*ÜBUNGSAUFGABEN*
A - Ab welcher Art von Überhang muss laut dem Text zur Stützstruktur im 3D-Druck in den meisten Fällen gestützt werden?
B - Entscheiden Sie für jede der folgenden Aussagen, ob sie mit dem Text zur Stützstruktur im 3D-Druck übereinstimmt, und belegen Sie Ihre Entscheidung mit einem wörtlichen Zitat.
(i) Der Astronaut stammt von Thingiverse.
(ii) Wird der Astronaut aufrecht stehend gedruckt, ist nur wenig Stützstruktur nötig.
(iii) Auf dem Bild ist die Stützstruktur in Rot dargestellt.
C - Setzen Sie den Text zur Stützstruktur im 3D-Druck im Anschluss an seinen letzten Satz fort.

Warum Stützstruktur im 3D Druck?

Ein Astronaut, der nicht im Stand gedruckt werden will.

Eine der wichtigsten Aufgaben beim 3D Druck ist es die richtige Orientierung des Modells zu finden. Zum einen soll die beste Qualität erreicht werden, aber zugleich gilt es, so wenig Stützstruktur wie möglich zu verwenden.

Ein gutes Beispiel hierfür ist der Astronaut von Thingiverse. Man könnte ihn aufrecht stehend drucken. Allerdings muss dann sehr viel Stützstruktur mitgedruckt werden.

Ab einem Überhang, also einer Stelle, die weniger als einen Winkel von 45 Grad von der horizontalen Achse hat, muss in den meisten Fällen gestützt werden.

Astronaut Support

Auf diesem Bild ist sehr gut zu sehen wie viel Stützstruktur gedruckt werden muss. (in türkis)

*DATEN ZUR ANALYSE*
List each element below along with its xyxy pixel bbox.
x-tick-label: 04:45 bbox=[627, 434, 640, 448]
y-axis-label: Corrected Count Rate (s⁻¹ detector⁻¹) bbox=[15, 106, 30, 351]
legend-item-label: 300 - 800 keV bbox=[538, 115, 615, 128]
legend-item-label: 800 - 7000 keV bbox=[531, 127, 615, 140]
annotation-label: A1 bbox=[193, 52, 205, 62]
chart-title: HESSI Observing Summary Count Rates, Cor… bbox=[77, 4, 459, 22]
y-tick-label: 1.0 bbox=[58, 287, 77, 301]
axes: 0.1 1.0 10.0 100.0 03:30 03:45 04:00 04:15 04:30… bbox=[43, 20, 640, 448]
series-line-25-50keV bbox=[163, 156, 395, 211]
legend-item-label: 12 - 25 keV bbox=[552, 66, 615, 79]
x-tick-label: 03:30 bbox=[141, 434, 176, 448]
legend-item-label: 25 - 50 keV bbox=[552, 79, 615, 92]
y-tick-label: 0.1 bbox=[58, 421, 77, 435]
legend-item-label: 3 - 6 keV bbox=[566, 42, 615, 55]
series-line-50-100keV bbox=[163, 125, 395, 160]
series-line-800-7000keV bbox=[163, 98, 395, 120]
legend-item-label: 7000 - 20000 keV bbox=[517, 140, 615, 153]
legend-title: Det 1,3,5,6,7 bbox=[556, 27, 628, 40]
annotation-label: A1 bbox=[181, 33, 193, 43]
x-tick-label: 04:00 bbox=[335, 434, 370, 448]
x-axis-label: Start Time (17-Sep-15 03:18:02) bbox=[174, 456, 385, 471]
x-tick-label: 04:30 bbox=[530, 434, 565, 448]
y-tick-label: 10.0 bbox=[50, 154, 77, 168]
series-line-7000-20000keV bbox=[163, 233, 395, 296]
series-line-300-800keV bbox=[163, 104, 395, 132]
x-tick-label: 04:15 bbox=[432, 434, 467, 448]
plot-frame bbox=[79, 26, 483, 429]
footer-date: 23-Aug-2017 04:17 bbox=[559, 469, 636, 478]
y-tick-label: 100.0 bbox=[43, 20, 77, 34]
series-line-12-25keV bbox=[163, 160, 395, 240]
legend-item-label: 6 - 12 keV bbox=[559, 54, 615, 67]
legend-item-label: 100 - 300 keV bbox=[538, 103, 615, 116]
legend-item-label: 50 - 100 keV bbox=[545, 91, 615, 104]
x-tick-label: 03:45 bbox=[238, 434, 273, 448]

*ANTWORTEN*
A - Ab einer Stelle, die weniger als einen Winkel von 45 Grad von der horizontalen Achse hat.

B -
(i) Ja: „Ein gutes Beispiel hierfür ist der Astronaut von Thingiverse.“
(ii) Nein: „Allerdings muss dann sehr viel Stützstruktur mitgedruckt werden.“
(iii) Nein: „in türkis“

C -
Stützstruktur wird dazu verwendet temporär Halt an einer Stelle zu geben, wo ansonsten das Modell im freien Raum gedruckt werden müsste. Diese Struktur ist dabei aus dem gleichen Kunststoff wie das Modell selbst. Am Ende des Drucks müssen alle Stützstrukturen manuell, zum Beispiel mit einer Zange, entfernt werden. Dabei können Reste am Modell selbst zurück bleiben, die nur schwer zu entfernen sind. Diese Reste beeinträchtigen wiederum die Qualität des Endproduktes.

Astronaut Druck

In dem man die Orientierung des Modells auf der Druckfläche ändert, ist es möglich nur noch wenige bis keine Stelle mit einem Winkel unter 45 Grad zu haben. Daher kann man fast komplett auf die Stützstruktur verzichten.

 

Ein exzellentes Werkzeug um die beste Orientierung und die optimale Stützstruktur zu berechnen ist Meshmixer von Autodesk.